Stored data:
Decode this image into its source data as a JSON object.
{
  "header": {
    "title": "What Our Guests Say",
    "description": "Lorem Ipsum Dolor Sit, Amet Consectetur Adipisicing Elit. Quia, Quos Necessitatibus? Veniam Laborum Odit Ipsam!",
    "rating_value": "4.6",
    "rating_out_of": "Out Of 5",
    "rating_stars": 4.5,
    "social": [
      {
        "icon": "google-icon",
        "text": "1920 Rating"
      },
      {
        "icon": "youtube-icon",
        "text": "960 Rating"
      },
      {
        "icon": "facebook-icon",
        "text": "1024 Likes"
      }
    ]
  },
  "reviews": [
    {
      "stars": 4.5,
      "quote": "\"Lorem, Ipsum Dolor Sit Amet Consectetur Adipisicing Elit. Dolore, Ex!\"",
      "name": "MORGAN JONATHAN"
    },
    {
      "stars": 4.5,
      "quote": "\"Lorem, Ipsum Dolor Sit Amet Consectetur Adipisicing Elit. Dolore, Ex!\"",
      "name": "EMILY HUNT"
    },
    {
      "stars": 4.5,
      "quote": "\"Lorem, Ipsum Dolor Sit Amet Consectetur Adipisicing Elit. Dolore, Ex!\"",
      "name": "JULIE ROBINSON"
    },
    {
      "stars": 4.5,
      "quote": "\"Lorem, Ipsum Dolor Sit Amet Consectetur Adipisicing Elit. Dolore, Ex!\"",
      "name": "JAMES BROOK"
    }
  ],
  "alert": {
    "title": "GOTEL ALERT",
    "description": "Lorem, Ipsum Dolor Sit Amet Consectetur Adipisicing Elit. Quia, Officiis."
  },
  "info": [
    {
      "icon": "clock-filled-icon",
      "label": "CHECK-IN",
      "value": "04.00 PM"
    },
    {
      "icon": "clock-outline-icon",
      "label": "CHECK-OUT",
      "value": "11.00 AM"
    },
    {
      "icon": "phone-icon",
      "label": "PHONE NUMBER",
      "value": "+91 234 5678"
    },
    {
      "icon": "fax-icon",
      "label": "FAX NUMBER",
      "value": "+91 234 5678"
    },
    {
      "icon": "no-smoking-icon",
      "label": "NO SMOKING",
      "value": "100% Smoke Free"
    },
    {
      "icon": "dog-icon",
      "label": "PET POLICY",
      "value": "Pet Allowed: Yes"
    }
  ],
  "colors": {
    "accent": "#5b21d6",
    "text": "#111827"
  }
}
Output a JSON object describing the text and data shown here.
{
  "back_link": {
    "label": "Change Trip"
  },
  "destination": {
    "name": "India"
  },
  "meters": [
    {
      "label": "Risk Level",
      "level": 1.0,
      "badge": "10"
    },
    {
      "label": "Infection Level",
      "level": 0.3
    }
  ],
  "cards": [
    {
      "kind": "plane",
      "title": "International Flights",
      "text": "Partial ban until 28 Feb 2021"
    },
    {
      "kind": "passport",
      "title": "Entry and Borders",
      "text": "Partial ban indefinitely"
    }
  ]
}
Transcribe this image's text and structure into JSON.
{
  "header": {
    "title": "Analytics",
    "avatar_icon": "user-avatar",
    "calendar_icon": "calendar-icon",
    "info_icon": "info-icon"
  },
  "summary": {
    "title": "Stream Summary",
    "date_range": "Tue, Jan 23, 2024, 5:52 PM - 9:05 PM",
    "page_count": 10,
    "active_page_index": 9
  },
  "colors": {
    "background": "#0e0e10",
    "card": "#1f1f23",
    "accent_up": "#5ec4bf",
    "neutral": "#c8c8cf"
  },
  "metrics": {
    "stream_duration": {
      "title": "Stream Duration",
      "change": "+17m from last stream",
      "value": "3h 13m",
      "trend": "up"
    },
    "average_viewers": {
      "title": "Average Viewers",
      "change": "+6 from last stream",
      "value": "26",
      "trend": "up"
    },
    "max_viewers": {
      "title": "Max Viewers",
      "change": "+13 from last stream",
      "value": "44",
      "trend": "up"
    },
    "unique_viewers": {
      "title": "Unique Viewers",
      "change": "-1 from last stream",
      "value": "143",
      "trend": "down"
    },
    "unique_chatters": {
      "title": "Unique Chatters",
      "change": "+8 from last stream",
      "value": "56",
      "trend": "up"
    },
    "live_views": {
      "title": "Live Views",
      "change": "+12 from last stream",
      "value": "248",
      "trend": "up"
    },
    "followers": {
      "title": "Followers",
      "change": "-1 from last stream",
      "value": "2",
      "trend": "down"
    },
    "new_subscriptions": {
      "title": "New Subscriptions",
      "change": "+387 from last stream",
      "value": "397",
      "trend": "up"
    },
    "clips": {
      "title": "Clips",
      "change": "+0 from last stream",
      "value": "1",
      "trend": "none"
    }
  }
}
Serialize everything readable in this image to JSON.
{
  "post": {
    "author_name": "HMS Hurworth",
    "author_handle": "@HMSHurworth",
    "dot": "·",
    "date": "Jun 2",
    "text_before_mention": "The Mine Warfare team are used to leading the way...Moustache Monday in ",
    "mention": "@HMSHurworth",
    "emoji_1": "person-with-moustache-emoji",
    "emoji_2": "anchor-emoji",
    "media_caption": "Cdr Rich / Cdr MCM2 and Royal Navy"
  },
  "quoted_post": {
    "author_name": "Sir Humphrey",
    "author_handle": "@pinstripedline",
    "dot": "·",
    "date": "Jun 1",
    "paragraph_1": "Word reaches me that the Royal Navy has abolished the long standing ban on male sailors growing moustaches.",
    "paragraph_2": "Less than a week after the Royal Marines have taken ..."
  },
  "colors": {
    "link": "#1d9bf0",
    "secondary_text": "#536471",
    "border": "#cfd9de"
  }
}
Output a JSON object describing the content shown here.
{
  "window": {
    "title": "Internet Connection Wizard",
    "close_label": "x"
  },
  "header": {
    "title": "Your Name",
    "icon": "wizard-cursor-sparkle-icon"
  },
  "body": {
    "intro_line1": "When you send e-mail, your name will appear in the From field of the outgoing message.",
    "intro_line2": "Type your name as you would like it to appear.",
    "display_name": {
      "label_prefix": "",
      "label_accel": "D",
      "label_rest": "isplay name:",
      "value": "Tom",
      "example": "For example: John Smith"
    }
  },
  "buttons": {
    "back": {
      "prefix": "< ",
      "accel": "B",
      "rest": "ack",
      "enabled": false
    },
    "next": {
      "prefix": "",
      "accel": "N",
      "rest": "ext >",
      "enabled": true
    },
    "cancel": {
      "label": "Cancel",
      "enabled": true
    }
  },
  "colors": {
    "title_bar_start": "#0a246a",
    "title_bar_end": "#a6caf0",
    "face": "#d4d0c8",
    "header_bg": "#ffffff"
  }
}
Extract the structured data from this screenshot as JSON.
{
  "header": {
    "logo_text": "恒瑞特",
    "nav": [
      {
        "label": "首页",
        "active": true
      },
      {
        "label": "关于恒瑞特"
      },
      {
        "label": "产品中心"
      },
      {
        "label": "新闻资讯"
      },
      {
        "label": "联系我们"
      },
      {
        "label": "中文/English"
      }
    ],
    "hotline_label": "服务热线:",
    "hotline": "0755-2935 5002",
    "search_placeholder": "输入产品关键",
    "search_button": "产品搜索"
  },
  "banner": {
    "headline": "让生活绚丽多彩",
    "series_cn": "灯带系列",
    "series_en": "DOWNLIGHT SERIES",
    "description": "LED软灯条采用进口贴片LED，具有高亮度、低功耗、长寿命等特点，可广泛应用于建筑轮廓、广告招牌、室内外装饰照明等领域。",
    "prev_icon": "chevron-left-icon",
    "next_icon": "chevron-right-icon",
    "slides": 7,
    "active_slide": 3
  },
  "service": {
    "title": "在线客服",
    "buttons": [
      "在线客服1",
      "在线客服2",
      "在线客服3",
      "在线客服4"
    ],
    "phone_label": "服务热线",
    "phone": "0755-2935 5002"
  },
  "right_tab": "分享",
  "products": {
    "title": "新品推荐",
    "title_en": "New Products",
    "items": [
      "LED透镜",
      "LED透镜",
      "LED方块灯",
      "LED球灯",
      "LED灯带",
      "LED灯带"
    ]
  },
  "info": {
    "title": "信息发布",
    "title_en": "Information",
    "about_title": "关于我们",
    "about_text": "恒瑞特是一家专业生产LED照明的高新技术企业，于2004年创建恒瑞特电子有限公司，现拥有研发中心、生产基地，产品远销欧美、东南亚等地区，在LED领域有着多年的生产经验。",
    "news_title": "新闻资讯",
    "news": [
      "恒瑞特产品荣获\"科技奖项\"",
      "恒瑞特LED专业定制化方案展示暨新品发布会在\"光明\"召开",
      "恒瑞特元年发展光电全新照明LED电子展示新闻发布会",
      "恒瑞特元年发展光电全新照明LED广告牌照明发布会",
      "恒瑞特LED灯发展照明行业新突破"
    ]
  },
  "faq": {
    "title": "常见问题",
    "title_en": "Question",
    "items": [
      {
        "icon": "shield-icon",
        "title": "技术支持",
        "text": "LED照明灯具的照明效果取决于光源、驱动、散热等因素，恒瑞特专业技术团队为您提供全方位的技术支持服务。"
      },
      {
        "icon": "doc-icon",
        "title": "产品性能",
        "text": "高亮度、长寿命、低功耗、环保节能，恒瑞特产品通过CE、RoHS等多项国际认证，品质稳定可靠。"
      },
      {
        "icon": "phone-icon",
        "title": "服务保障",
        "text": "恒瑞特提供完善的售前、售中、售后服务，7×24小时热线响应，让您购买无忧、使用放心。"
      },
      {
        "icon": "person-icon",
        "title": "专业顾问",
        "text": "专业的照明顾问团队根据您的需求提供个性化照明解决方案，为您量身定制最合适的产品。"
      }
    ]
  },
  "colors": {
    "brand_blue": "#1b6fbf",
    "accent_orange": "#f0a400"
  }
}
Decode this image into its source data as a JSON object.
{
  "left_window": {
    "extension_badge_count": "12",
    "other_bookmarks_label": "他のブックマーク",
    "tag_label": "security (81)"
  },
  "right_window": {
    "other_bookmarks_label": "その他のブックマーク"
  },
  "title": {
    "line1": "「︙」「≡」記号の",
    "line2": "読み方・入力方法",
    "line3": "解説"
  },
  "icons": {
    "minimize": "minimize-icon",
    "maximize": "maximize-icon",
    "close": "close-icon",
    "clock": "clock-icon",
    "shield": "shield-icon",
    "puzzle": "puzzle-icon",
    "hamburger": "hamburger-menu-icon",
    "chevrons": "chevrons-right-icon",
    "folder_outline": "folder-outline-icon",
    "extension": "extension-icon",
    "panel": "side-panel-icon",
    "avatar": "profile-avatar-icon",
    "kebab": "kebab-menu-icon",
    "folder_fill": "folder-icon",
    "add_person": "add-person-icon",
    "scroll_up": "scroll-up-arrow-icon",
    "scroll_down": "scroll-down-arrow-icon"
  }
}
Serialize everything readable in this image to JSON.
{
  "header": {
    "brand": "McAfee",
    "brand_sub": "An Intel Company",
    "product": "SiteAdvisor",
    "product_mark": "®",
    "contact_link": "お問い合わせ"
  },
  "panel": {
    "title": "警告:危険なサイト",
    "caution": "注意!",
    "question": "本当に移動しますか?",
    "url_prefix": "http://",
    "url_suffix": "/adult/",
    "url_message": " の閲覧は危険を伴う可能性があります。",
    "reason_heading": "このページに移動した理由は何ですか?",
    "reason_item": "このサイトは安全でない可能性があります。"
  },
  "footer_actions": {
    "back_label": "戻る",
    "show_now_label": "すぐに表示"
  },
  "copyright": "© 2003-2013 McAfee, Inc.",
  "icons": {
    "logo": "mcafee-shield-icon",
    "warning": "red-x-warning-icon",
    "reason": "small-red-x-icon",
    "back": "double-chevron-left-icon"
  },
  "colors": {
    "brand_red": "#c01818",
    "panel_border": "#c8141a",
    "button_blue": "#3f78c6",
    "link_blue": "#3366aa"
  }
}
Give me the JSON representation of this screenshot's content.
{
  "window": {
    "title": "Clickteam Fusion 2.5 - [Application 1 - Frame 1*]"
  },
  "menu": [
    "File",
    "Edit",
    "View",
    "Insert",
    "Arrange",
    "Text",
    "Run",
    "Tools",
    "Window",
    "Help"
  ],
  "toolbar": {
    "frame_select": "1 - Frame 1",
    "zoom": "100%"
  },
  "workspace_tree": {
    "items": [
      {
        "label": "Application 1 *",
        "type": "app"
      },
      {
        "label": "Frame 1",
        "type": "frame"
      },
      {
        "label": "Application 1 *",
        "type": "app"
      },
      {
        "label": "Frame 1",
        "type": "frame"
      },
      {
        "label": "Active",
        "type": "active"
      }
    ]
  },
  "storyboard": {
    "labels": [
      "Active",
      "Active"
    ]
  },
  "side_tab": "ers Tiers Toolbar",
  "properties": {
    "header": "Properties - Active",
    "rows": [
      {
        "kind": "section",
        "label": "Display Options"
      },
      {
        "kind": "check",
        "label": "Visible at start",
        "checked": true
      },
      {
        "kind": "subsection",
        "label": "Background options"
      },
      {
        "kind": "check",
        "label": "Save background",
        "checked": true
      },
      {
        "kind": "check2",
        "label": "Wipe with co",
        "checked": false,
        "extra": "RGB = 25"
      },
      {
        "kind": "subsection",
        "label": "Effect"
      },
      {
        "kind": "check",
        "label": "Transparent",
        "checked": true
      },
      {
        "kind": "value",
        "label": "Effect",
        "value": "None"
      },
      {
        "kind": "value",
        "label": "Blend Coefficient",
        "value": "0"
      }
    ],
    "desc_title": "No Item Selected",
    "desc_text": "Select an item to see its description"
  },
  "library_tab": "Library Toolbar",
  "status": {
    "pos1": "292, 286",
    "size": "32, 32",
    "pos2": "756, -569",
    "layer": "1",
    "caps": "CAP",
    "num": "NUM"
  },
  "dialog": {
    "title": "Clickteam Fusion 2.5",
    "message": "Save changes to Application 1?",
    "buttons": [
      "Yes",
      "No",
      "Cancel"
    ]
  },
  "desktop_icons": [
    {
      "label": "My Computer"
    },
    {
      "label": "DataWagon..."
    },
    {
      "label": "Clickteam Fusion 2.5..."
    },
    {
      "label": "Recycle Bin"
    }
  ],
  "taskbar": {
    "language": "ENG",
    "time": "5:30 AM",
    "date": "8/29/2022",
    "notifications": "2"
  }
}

■ What to work on ■
In the records above, find each line holding "HMSHurworth" and copy it.

■ Exercise output ■
    "author_handle": "@HMSHurworth",
    "mention": "@HMSHurworth",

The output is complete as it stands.